Extracted data entries
········

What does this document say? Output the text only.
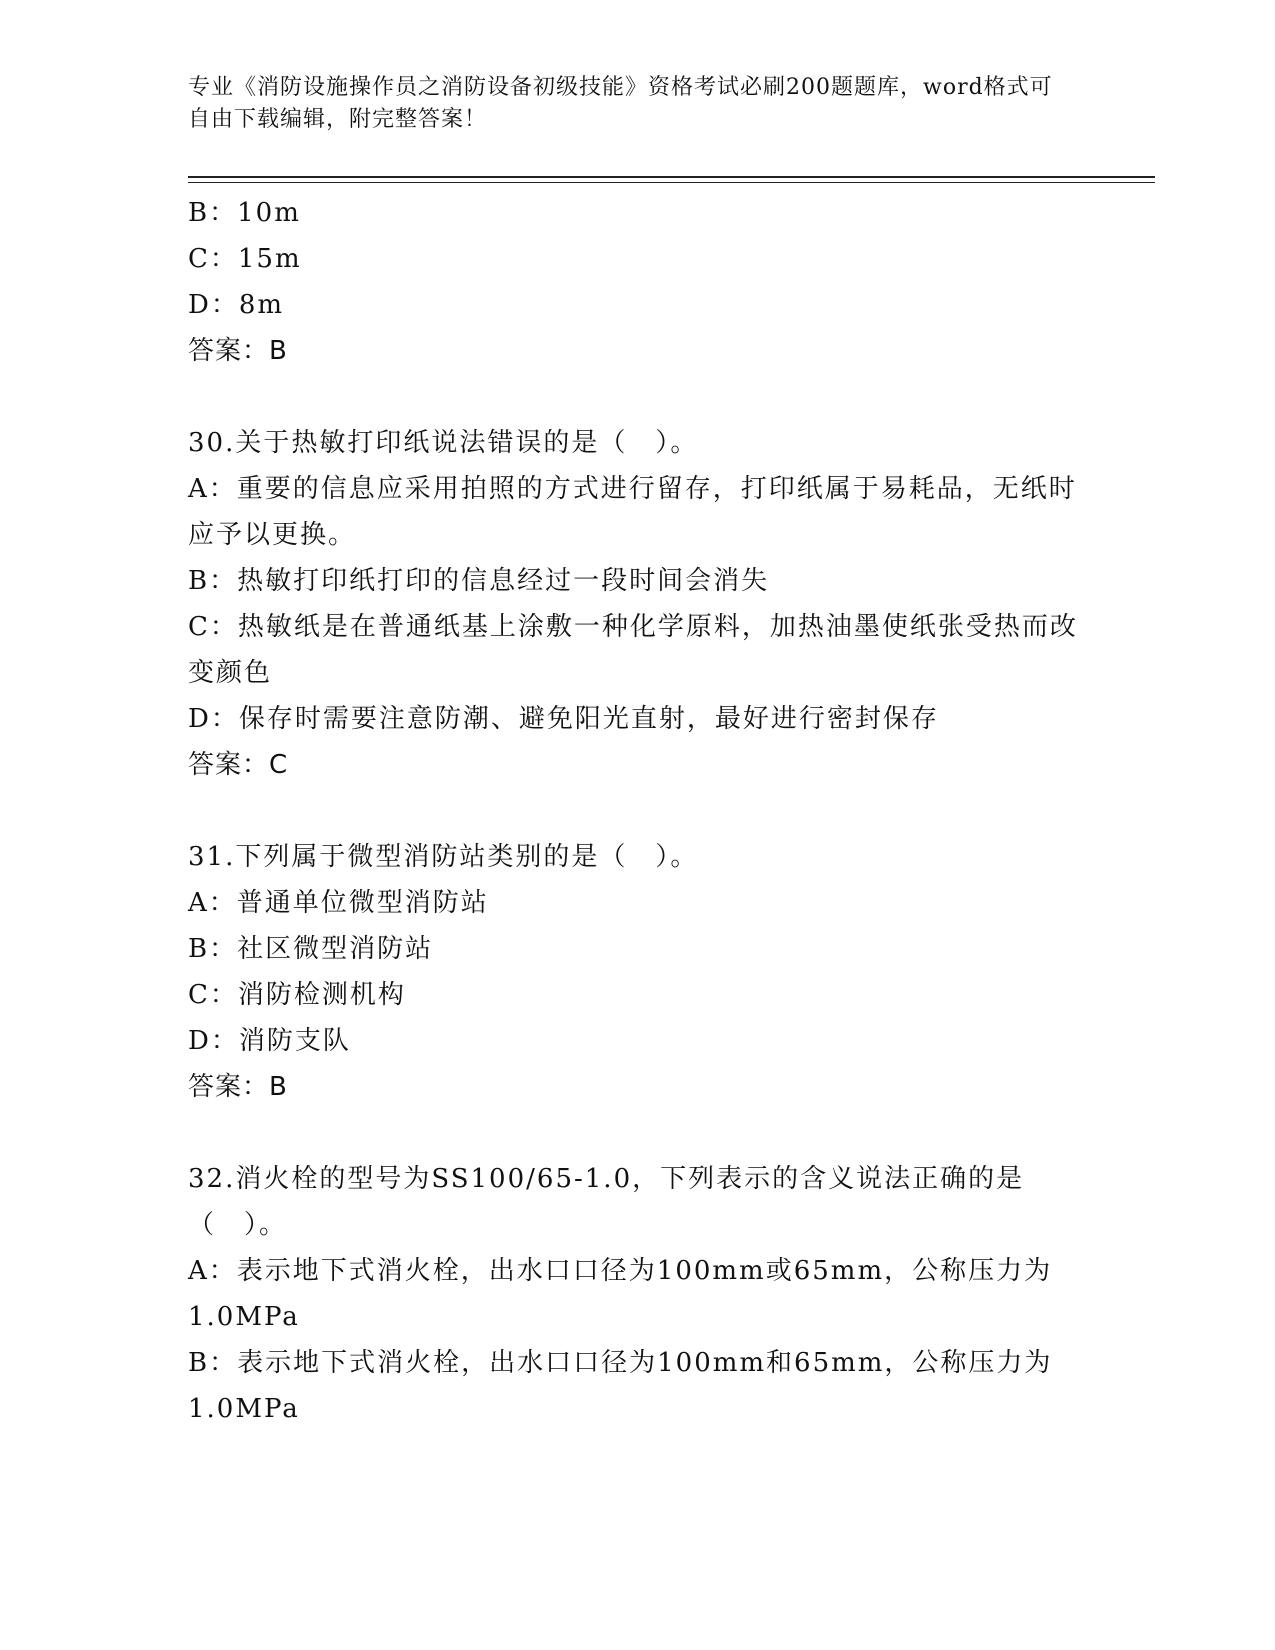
专业《消防设施操作员之消防设备初级技能》资格考试必刷200题题库，word格式可自由下载编辑，附完整答案！
B：10m
C：15m
D：8m
答案：B
30.关于热敏打印纸说法错误的是（　）。
A：重要的信息应采用拍照的方式进行留存，打印纸属于易耗品，无纸时应予以更换。
B：热敏打印纸打印的信息经过一段时间会消失
C：热敏纸是在普通纸基上涂敷一种化学原料，加热油墨使纸张受热而改变颜色
D：保存时需要注意防潮、避免阳光直射，最好进行密封保存
答案：C
31.下列属于微型消防站类别的是（　）。
A：普通单位微型消防站
B：社区微型消防站
C：消防检测机构
D：消防支队
答案：B
32.消火栓的型号为SS100/65-1.0，下列表示的含义说法正确的是（　）。
A：表示地下式消火栓，出水口口径为100mm或65mm，公称压力为1.0MPa
B：表示地下式消火栓，出水口口径为100mm和65mm，公称压力为1.0MPa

········

[Short exercise]:
Pictures excluded, quote all the data above exactly.

[Written solution]:
What does this document say? Output the text only.
专业《消防设施操作员之消防设备初级技能》资格考试必刷200题题库，word格式可自由下载编辑，附完整答案！
B：10m
C：15m
D：8m
答案：B
30.关于热敏打印纸说法错误的是（　）。
A：重要的信息应采用拍照的方式进行留存，打印纸属于易耗品，无纸时应予以更换。
B：热敏打印纸打印的信息经过一段时间会消失
C：热敏纸是在普通纸基上涂敷一种化学原料，加热油墨使纸张受热而改变颜色
D：保存时需要注意防潮、避免阳光直射，最好进行密封保存
答案：C
31.下列属于微型消防站类别的是（　）。
A：普通单位微型消防站
B：社区微型消防站
C：消防检测机构
D：消防支队
答案：B
32.消火栓的型号为SS100/65-1.0，下列表示的含义说法正确的是（　）。
A：表示地下式消火栓，出水口口径为100mm或65mm，公称压力为1.0MPa
B：表示地下式消火栓，出水口口径为100mm和65mm，公称压力为1.0MPa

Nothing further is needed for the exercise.